### Goal
Each entry below is to be printed verbatim.

### Material shown
▼

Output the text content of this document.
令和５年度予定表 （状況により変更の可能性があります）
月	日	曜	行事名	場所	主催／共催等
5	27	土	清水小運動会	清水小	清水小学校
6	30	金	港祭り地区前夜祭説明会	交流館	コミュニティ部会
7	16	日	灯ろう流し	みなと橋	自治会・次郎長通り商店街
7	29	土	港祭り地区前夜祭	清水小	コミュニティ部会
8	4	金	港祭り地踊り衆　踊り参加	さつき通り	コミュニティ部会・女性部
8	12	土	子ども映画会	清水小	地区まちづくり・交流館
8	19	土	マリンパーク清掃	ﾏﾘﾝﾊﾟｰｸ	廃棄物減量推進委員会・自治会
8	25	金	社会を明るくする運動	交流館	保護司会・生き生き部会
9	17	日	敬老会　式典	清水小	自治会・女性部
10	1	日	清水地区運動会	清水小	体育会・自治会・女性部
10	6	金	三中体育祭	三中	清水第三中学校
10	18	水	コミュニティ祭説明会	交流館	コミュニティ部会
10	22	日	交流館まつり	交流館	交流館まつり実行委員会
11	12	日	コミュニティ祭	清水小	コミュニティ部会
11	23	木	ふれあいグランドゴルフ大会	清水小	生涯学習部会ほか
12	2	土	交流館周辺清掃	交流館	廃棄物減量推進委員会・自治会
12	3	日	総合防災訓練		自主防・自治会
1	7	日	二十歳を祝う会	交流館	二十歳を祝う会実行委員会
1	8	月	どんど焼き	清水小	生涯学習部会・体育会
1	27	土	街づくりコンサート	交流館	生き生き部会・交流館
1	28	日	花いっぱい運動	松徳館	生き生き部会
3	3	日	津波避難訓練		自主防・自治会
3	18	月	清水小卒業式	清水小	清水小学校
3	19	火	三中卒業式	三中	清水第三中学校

▲

### Response
Output the text content of this document.
令和５年度予定表 （状況により変更の可能性があります）
月	日	曜	行事名	場所	主催／共催等
5	27	土	清水小運動会	清水小	清水小学校
6	30	金	港祭り地区前夜祭説明会	交流館	コミュニティ部会
7	16	日	灯ろう流し	みなと橋	自治会・次郎長通り商店街
7	29	土	港祭り地区前夜祭	清水小	コミュニティ部会
8	4	金	港祭り地踊り衆　踊り参加	さつき通り	コミュニティ部会・女性部
8	12	土	子ども映画会	清水小	地区まちづくり・交流館
8	19	土	マリンパーク清掃	ﾏﾘﾝﾊﾟｰｸ	廃棄物減量推進委員会・自治会
8	25	金	社会を明るくする運動	交流館	保護司会・生き生き部会
9	17	日	敬老会　式典	清水小	自治会・女性部
10	1	日	清水地区運動会	清水小	体育会・自治会・女性部
10	6	金	三中体育祭	三中	清水第三中学校
10	18	水	コミュニティ祭説明会	交流館	コミュニティ部会
10	22	日	交流館まつり	交流館	交流館まつり実行委員会
11	12	日	コミュニティ祭	清水小	コミュニティ部会
11	23	木	ふれあいグランドゴルフ大会	清水小	生涯学習部会ほか
12	2	土	交流館周辺清掃	交流館	廃棄物減量推進委員会・自治会
12	3	日	総合防災訓練		自主防・自治会
1	7	日	二十歳を祝う会	交流館	二十歳を祝う会実行委員会
1	8	月	どんど焼き	清水小	生涯学習部会・体育会
1	27	土	街づくりコンサート	交流館	生き生き部会・交流館
1	28	日	花いっぱい運動	松徳館	生き生き部会
3	3	日	津波避難訓練		自主防・自治会
3	18	月	清水小卒業式	清水小	清水小学校
3	19	火	三中卒業式	三中	清水第三中学校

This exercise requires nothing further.